=== To be done ===
Write out the records below word for word, please.

::::::

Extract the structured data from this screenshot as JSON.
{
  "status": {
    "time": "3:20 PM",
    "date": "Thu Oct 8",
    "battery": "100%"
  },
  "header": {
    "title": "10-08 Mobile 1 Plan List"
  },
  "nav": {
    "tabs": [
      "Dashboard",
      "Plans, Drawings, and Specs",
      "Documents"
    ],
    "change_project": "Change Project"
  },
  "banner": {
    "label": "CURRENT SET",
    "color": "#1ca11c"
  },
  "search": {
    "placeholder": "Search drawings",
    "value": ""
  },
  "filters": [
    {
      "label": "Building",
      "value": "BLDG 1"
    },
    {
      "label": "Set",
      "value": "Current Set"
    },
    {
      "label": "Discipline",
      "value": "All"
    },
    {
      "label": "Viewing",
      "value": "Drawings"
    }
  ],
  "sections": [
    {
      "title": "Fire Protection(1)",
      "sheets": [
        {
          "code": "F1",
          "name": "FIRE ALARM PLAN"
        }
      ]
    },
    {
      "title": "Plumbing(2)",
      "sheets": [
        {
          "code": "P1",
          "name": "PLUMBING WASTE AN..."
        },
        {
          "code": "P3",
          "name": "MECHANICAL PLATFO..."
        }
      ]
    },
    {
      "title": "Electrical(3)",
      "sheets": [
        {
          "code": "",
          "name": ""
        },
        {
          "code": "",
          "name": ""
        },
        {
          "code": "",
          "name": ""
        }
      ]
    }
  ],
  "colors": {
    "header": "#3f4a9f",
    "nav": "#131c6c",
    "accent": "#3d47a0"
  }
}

::::::

=== Answer below ===
Extract the structured data from this screenshot as JSON.
{
  "status": {
    "time": "3:20 PM",
    "date": "Thu Oct 8",
    "battery": "100%"
  },
  "header": {
    "title": "10-08 Mobile 1 Plan List"
  },
  "nav": {
    "tabs": [
      "Dashboard",
      "Plans, Drawings, and Specs",
      "Documents"
    ],
    "change_project": "Change Project"
  },
  "banner": {
    "label": "CURRENT SET",
    "color": "#1ca11c"
  },
  "search": {
    "placeholder": "Search drawings",
    "value": ""
  },
  "filters": [
    {
      "label": "Building",
      "value": "BLDG 1"
    },
    {
      "label": "Set",
      "value": "Current Set"
    },
    {
      "label": "Discipline",
      "value": "All"
    },
    {
      "label": "Viewing",
      "value": "Drawings"
    }
  ],
  "sections": [
    {
      "title": "Fire Protection(1)",
      "sheets": [
        {
          "code": "F1",
          "name": "FIRE ALARM PLAN"
        }
      ]
    },
    {
      "title": "Plumbing(2)",
      "sheets": [
        {
          "code": "P1",
          "name": "PLUMBING WASTE AN..."
        },
        {
          "code": "P3",
          "name": "MECHANICAL PLATFO..."
        }
      ]
    },
    {
      "title": "Electrical(3)",
      "sheets": [
        {
          "code": "",
          "name": ""
        },
        {
          "code": "",
          "name": ""
        },
        {
          "code": "",
          "name": ""
        }
      ]
    }
  ],
  "colors": {
    "header": "#3f4a9f",
    "nav": "#131c6c",
    "accent": "#3d47a0"
  }
}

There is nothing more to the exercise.